**TASK DETAILS**
Render each of the rows below as a JSON list of strings, one string per line, with blank lines left out.

**RECORD SET**
######
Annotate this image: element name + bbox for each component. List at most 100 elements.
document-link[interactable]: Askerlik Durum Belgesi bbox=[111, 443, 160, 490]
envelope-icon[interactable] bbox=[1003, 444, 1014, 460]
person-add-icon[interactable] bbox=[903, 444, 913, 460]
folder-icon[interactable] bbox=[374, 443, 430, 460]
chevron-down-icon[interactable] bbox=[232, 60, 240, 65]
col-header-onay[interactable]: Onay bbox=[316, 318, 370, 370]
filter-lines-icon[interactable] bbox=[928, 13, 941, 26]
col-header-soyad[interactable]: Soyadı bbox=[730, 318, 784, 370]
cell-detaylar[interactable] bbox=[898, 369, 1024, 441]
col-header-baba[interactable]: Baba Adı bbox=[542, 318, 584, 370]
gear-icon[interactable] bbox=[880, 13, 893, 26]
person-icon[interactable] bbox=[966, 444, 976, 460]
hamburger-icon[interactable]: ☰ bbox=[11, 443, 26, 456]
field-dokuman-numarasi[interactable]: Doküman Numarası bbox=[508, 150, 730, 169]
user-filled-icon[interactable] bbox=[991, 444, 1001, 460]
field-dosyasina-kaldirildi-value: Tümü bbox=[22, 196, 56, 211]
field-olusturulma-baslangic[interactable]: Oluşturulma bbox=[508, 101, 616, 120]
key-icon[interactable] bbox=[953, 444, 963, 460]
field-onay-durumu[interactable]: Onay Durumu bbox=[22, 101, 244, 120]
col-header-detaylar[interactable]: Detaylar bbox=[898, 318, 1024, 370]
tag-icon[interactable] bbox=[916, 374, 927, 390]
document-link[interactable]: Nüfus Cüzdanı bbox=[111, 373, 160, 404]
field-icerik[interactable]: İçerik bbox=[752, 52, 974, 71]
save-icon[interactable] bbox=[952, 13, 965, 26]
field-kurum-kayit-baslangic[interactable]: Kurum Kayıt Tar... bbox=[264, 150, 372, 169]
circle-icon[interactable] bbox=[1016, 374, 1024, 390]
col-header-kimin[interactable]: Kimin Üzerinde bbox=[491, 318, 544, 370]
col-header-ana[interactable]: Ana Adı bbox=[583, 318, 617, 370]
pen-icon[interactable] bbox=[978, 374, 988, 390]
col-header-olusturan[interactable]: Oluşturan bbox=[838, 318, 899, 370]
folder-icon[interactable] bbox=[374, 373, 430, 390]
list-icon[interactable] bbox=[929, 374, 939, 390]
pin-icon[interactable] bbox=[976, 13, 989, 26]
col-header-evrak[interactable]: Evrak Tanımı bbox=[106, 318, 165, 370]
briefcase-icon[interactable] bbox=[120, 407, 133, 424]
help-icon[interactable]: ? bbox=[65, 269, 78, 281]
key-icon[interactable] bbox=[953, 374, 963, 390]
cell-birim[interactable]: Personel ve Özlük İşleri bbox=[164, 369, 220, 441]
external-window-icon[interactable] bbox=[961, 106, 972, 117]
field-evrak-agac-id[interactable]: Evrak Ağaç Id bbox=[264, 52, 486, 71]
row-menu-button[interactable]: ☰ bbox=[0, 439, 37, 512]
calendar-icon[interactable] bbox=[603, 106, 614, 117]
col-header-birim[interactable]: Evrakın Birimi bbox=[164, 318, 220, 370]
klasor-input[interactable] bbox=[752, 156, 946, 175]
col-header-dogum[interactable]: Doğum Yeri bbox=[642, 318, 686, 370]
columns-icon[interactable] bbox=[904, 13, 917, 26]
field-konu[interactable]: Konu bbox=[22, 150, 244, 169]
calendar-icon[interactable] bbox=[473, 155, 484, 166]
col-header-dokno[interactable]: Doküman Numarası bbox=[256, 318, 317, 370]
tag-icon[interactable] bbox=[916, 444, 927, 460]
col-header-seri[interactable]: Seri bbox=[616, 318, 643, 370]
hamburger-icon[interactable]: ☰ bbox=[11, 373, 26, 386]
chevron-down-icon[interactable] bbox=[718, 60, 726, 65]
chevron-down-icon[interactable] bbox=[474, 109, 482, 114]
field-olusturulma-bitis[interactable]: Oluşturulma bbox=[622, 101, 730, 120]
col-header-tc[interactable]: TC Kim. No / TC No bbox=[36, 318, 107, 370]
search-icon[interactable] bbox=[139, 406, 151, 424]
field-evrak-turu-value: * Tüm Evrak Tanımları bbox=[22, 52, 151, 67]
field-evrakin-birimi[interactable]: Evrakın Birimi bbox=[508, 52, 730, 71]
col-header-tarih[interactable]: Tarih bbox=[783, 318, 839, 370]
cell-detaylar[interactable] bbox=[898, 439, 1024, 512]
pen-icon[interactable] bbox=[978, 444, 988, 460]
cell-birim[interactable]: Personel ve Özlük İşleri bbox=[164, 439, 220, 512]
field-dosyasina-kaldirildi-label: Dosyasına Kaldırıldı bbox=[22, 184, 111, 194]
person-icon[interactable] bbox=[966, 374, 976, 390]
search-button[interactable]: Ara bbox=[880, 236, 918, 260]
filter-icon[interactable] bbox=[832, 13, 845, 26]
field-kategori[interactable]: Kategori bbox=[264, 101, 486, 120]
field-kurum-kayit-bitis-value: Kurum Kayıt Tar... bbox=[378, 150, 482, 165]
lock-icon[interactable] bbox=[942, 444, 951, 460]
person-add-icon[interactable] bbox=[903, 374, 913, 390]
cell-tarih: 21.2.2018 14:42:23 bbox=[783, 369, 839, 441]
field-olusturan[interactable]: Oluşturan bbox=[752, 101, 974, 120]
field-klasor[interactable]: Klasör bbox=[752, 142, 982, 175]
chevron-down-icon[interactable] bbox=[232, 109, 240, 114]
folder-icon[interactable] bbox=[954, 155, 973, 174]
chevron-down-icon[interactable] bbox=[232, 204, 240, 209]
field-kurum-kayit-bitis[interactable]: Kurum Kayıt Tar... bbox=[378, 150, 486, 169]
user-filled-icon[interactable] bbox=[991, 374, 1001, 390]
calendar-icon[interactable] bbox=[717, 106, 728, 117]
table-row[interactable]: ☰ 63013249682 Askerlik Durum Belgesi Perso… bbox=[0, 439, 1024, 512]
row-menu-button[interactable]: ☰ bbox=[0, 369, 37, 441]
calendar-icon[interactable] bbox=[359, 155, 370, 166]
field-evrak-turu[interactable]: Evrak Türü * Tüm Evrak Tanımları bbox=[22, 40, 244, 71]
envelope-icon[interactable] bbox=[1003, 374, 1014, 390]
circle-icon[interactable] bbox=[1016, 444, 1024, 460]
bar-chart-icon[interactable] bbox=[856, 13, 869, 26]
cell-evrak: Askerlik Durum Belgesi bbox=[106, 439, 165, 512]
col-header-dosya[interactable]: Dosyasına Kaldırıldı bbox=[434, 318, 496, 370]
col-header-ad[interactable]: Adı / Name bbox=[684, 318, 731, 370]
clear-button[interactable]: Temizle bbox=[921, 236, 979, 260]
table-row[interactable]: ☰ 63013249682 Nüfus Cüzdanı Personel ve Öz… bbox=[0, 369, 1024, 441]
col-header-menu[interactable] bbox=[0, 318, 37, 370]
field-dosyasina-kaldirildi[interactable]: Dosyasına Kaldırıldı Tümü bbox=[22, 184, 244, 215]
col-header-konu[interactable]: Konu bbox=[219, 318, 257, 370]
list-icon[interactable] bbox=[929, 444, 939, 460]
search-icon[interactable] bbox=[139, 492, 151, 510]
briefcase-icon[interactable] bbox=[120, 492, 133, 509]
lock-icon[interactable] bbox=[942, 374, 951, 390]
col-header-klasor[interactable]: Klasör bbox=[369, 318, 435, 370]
######
**THE OUTPUT**
[
  "Annotate this image: element name + bbox for each component. List at most 100 elements.",
  "document-link[interactable]: Askerlik Durum Belgesi bbox=[111, 443, 160, 490]",
  "envelope-icon[interactable] bbox=[1003, 444, 1014, 460]",
  "person-add-icon[interactable] bbox=[903, 444, 913, 460]",
  "folder-icon[interactable] bbox=[374, 443, 430, 460]",
  "chevron-down-icon[interactable] bbox=[232, 60, 240, 65]",
  "col-header-onay[interactable]: Onay bbox=[316, 318, 370, 370]",
  "filter-lines-icon[interactable] bbox=[928, 13, 941, 26]",
  "col-header-soyad[interactable]: Soyadı bbox=[730, 318, 784, 370]",
  "cell-detaylar[interactable] bbox=[898, 369, 1024, 441]",
  "col-header-baba[interactable]: Baba Adı bbox=[542, 318, 584, 370]",
  "gear-icon[interactable] bbox=[880, 13, 893, 26]",
  "person-icon[interactable] bbox=[966, 444, 976, 460]",
  "hamburger-icon[interactable]: ☰ bbox=[11, 443, 26, 456]",
  "field-dokuman-numarasi[interactable]: Doküman Numarası bbox=[508, 150, 730, 169]",
  "user-filled-icon[interactable] bbox=[991, 444, 1001, 460]",
  "field-dosyasina-kaldirildi-value: Tümü bbox=[22, 196, 56, 211]",
  "field-olusturulma-baslangic[interactable]: Oluşturulma bbox=[508, 101, 616, 120]",
  "key-icon[interactable] bbox=[953, 444, 963, 460]",
  "field-onay-durumu[interactable]: Onay Durumu bbox=[22, 101, 244, 120]",
  "col-header-detaylar[interactable]: Detaylar bbox=[898, 318, 1024, 370]",
  "tag-icon[interactable] bbox=[916, 374, 927, 390]",
  "document-link[interactable]: Nüfus Cüzdanı bbox=[111, 373, 160, 404]",
  "field-icerik[interactable]: İçerik bbox=[752, 52, 974, 71]",
  "save-icon[interactable] bbox=[952, 13, 965, 26]",
  "field-kurum-kayit-baslangic[interactable]: Kurum Kayıt Tar... bbox=[264, 150, 372, 169]",
  "circle-icon[interactable] bbox=[1016, 374, 1024, 390]",
  "col-header-kimin[interactable]: Kimin Üzerinde bbox=[491, 318, 544, 370]",
  "col-header-ana[interactable]: Ana Adı bbox=[583, 318, 617, 370]",
  "pen-icon[interactable] bbox=[978, 374, 988, 390]",
  "col-header-olusturan[interactable]: Oluşturan bbox=[838, 318, 899, 370]",
  "folder-icon[interactable] bbox=[374, 373, 430, 390]",
  "list-icon[interactable] bbox=[929, 374, 939, 390]",
  "pin-icon[interactable] bbox=[976, 13, 989, 26]",
  "col-header-evrak[interactable]: Evrak Tanımı bbox=[106, 318, 165, 370]",
  "briefcase-icon[interactable] bbox=[120, 407, 133, 424]",
  "help-icon[interactable]: ? bbox=[65, 269, 78, 281]",
  "key-icon[interactable] bbox=[953, 374, 963, 390]",
  "cell-birim[interactable]: Personel ve Özlük İşleri bbox=[164, 369, 220, 441]",
  "external-window-icon[interactable] bbox=[961, 106, 972, 117]",
  "field-evrak-agac-id[interactable]: Evrak Ağaç Id bbox=[264, 52, 486, 71]",
  "row-menu-button[interactable]: ☰ bbox=[0, 439, 37, 512]",
  "calendar-icon[interactable] bbox=[603, 106, 614, 117]",
  "col-header-birim[interactable]: Evrakın Birimi bbox=[164, 318, 220, 370]",
  "klasor-input[interactable] bbox=[752, 156, 946, 175]",
  "col-header-dogum[interactable]: Doğum Yeri bbox=[642, 318, 686, 370]",
  "columns-icon[interactable] bbox=[904, 13, 917, 26]",
  "field-konu[interactable]: Konu bbox=[22, 150, 244, 169]",
  "calendar-icon[interactable] bbox=[473, 155, 484, 166]",
  "col-header-dokno[interactable]: Doküman Numarası bbox=[256, 318, 317, 370]",
  "tag-icon[interactable] bbox=[916, 444, 927, 460]",
  "col-header-seri[interactable]: Seri bbox=[616, 318, 643, 370]",
  "hamburger-icon[interactable]: ☰ bbox=[11, 373, 26, 386]",
  "chevron-down-icon[interactable] bbox=[718, 60, 726, 65]",
  "chevron-down-icon[interactable] bbox=[474, 109, 482, 114]",
  "field-olusturulma-bitis[interactable]: Oluşturulma bbox=[622, 101, 730, 120]",
  "col-header-tc[interactable]: TC Kim. No / TC No bbox=[36, 318, 107, 370]",
  "search-icon[interactable] bbox=[139, 406, 151, 424]",
  "field-evrak-turu-value: * Tüm Evrak Tanımları bbox=[22, 52, 151, 67]",
  "field-evrakin-birimi[interactable]: Evrakın Birimi bbox=[508, 52, 730, 71]",
  "col-header-tarih[interactable]: Tarih bbox=[783, 318, 839, 370]",
  "cell-detaylar[interactable] bbox=[898, 439, 1024, 512]",
  "pen-icon[interactable] bbox=[978, 444, 988, 460]",
  "cell-birim[interactable]: Personel ve Özlük İşleri bbox=[164, 439, 220, 512]",
  "field-dosyasina-kaldirildi-label: Dosyasına Kaldırıldı bbox=[22, 184, 111, 194]",
  "person-icon[interactable] bbox=[966, 374, 976, 390]",
  "search-button[interactable]: Ara bbox=[880, 236, 918, 260]",
  "filter-icon[interactable] bbox=[832, 13, 845, 26]",
  "field-kategori[interactable]: Kategori bbox=[264, 101, 486, 120]",
  "field-kurum-kayit-bitis-value: Kurum Kayıt Tar... bbox=[378, 150, 482, 165]",
  "lock-icon[interactable] bbox=[942, 444, 951, 460]",
  "person-add-icon[interactable] bbox=[903, 374, 913, 390]",
  "cell-tarih: 21.2.2018 14:42:23 bbox=[783, 369, 839, 441]",
  "field-olusturan[interactable]: Oluşturan bbox=[752, 101, 974, 120]",
  "field-klasor[interactable]: Klasör bbox=[752, 142, 982, 175]",
  "chevron-down-icon[interactable] bbox=[232, 109, 240, 114]",
  "folder-icon[interactable] bbox=[954, 155, 973, 174]",
  "chevron-down-icon[interactable] bbox=[232, 204, 240, 209]",
  "field-kurum-kayit-bitis[interactable]: Kurum Kayıt Tar... bbox=[378, 150, 486, 169]",
  "user-filled-icon[interactable] bbox=[991, 374, 1001, 390]",
  "calendar-icon[interactable] bbox=[717, 106, 728, 117]",
  "table-row[interactable]: ☰ 63013249682 Askerlik Durum Belgesi Perso… bbox=[0, 439, 1024, 512]",
  "row-menu-button[interactable]: ☰ bbox=[0, 369, 37, 441]",
  "calendar-icon[interactable] bbox=[359, 155, 370, 166]",
  "field-evrak-turu[interactable]: Evrak Türü * Tüm Evrak Tanımları bbox=[22, 40, 244, 71]",
  "envelope-icon[interactable] bbox=[1003, 374, 1014, 390]",
  "circle-icon[interactable] bbox=[1016, 444, 1024, 460]",
  "bar-chart-icon[interactable] bbox=[856, 13, 869, 26]",
  "cell-evrak: Askerlik Durum Belgesi bbox=[106, 439, 165, 512]",
  "col-header-dosya[interactable]: Dosyasına Kaldırıldı bbox=[434, 318, 496, 370]",
  "col-header-ad[interactable]: Adı / Name bbox=[684, 318, 731, 370]",
  "clear-button[interactable]: Temizle bbox=[921, 236, 979, 260]",
  "table-row[interactable]: ☰ 63013249682 Nüfus Cüzdanı Personel ve Öz… bbox=[0, 369, 1024, 441]",
  "col-header-menu[interactable] bbox=[0, 318, 37, 370]",
  "field-dosyasina-kaldirildi[interactable]: Dosyasına Kaldırıldı Tümü bbox=[22, 184, 244, 215]",
  "col-header-konu[interactable]: Konu bbox=[219, 318, 257, 370]",
  "list-icon[interactable] bbox=[929, 444, 939, 460]",
  "search-icon[interactable] bbox=[139, 492, 151, 510]",
  "briefcase-icon[interactable] bbox=[120, 492, 133, 509]",
  "lock-icon[interactable] bbox=[942, 374, 951, 390]",
  "col-header-klasor[interactable]: Klasör bbox=[369, 318, 435, 370]"
]